→ **SUPPLIED TEXT**:
- - - - - - -
We Hold These Truths
The Founders' Rejection of Postmodern Relativism
© Brian Tubbs
Jun 21, 2007
Many people today question whether religious or philosophical truth is possible to know. The Founding Fathers didn't.....and thankfully so.
On July 4, 1776, the Second Continental Congress approved the Declaration of Independence, making the fourth of July forever the nation’s official birthday.
The most famous lines of the Declaration of Independence read:
We hold these Truths to be self-evident: that all Men [meaning mankind] are created equal; that they are endowed by their Creator with certain unalienable rights: that among these are Life, Liberty, and the pursuit of Happiness.
There are many cultural, philosophical, and political dimensions and angles to the Declaration of Independence. This article will focus on one, namely the declaration of absolute truths and the rejection of relativism.
Philosophy professor and author Douglas Groothius explains that the Declaration’s author and signatories “argued their case by presupposing that truth was objective and knowable, that it rested on ‘the laws of Nature and Nature’s God,’ and that it supported their position against the British.”
This presumption of truth and the argument that objective truth underlined the American cause of independence and thus its claim to nationhood is one of the most important, and yet overlooked, facts of American history. The reason it is overlooked is because it opens the door to some rather uncomfortable questions – among them, the role of religion in public life.
One Nation Under God: America's Ultimate Truth Claim
According to the Declaration of Independence, God (referred to alternately as the “Creator,” “Nature’s God” and the “Supreme Judge”) created the universe and all life, intended all humanity to be equal, and endowed each human being with “unalienable rights” that include “life, liberty, and the pursuit of happiness.”
Let there be no misunderstanding. These are not mathematical or scientific laws, nor are they material hypotheses. These are religious statements. What’s more, these “self-evident truths” are laid out in an emphatic manner which leaves no room for dissent!
The Founding Fathers were driving a stake in the ground, declaring that the United States of America would be dedicated to these “self-evident truths” and the “unalienable rights” of its people.
The truth is that the Founding Fathers established the United States of America on religious truth claims – and they brooked no dissent!
- - - - - - -
→ **EXERCISE INPUTS**:

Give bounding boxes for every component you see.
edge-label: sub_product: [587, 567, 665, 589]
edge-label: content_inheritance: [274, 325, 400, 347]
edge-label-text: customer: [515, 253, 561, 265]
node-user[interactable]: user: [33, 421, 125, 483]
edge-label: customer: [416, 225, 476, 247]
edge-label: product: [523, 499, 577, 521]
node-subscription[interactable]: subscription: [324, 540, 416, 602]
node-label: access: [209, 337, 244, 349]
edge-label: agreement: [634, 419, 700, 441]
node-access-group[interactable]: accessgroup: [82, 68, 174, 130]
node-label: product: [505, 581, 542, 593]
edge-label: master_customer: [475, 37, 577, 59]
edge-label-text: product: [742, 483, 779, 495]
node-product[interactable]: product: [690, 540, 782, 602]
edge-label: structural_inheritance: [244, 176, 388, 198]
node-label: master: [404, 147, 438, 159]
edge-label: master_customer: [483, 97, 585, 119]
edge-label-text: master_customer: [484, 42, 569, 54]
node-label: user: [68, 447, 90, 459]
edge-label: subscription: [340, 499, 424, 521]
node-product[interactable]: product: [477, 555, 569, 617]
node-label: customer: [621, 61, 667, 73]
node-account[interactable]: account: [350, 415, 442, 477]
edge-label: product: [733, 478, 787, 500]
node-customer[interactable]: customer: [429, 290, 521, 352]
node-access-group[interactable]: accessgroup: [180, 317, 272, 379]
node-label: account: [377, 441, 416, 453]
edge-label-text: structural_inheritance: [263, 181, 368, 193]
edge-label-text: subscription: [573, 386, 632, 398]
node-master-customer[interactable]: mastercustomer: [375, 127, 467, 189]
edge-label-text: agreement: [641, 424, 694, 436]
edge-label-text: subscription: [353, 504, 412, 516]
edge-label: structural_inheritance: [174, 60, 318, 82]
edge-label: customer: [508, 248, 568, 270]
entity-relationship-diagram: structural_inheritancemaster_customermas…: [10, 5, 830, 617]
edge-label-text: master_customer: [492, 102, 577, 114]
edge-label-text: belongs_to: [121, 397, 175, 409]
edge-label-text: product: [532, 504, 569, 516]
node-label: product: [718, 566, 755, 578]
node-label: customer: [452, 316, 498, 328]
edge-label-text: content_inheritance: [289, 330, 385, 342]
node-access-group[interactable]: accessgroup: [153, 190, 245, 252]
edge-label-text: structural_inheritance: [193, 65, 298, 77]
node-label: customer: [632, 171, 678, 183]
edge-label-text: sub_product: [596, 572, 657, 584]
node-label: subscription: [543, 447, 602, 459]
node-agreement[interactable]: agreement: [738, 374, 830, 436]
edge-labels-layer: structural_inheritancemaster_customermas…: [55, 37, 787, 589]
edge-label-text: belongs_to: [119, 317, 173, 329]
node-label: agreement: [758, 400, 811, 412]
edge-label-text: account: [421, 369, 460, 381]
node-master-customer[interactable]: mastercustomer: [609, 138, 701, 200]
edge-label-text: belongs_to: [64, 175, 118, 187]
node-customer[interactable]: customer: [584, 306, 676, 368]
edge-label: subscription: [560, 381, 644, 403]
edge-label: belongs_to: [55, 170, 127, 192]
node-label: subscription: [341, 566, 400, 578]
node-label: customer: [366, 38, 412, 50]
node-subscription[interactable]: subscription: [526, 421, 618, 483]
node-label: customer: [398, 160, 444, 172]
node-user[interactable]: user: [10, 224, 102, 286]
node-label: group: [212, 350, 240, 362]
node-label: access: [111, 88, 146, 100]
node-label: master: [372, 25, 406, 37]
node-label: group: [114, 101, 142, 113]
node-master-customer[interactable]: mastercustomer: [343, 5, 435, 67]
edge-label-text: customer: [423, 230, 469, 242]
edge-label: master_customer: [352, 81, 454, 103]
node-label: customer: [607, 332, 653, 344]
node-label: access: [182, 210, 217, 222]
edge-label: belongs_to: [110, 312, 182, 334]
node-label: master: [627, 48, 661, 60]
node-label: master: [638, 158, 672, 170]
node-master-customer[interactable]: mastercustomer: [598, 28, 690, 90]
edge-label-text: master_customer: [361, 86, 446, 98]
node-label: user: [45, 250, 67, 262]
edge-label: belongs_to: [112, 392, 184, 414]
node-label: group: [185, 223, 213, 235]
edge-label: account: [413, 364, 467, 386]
- - - - - - -
→ **SET OF TASKS**:
**A.** Retype the records from their first line up to and including the line with "540, 416, 602]", keeping every character the same.
**B.** Extend the essay on the Founders' rejection of relativism from where it stops.

→ **EXPECTED RESULTS**:
**A.**
Give bounding boxes for every component you see.
edge-label: sub_product: [587, 567, 665, 589]
edge-label: content_inheritance: [274, 325, 400, 347]
edge-label-text: customer: [515, 253, 561, 265]
node-user[interactable]: user: [33, 421, 125, 483]
edge-label: customer: [416, 225, 476, 247]
edge-label: product: [523, 499, 577, 521]
node-subscription[interactable]: subscription: [324, 540, 416, 602]

**B.**
But…But…isn’t Truth “Relative”?
It has become fashionable in the postmodern West to reject absolute truth claims in the areas of ethics, morality and religion. While we can know truth in mathematics, say postmodernists, there is too much uncertainty in the arenas of faith or philosophy for certitude to be possible.
A 2002 survey by the Barna Group showed that Americans, by a 3-1 margin (64% to 22%), held truth to be “relative to the person and his or her situation.”
This survey, as disturbing as it is, is an inevitable reflection of what postmodernism has done to western culture. Postmodernism, broadly defined, refers to the questioning and/or skepticism of modernist movements and assumptions. In a philosophical, epistemological context, postmodernism essentially throws the door open on truth as well as reality itself.
Postmodern relativists have, in fact, challenged the ability of humanity to discern, understand, or grasp truth or knowable facts in virtually every area of enterprise – from history to archaeology to science to religion and even to language itself.
This represents a dangerous slide into a hopeless chasm of chaos and despair. Douglas Groothius explains that, according to this postmodern view, “all human eyes are hopelessly prejudiced” and “truth dissolves into endless perspectives, which are accountable to nothing outside of themselves.”
The Wisdom of the Founders
In contrast to postmodern relativism, the Founding Fathers held a general worldview that was shaped by an Aristotelian concept of Truth. Aristotle was one of the most influential philosophers in the development of western thought and was a pioneer of deductive logic and what has come to be known as the “Correspondence Theory” of Truth.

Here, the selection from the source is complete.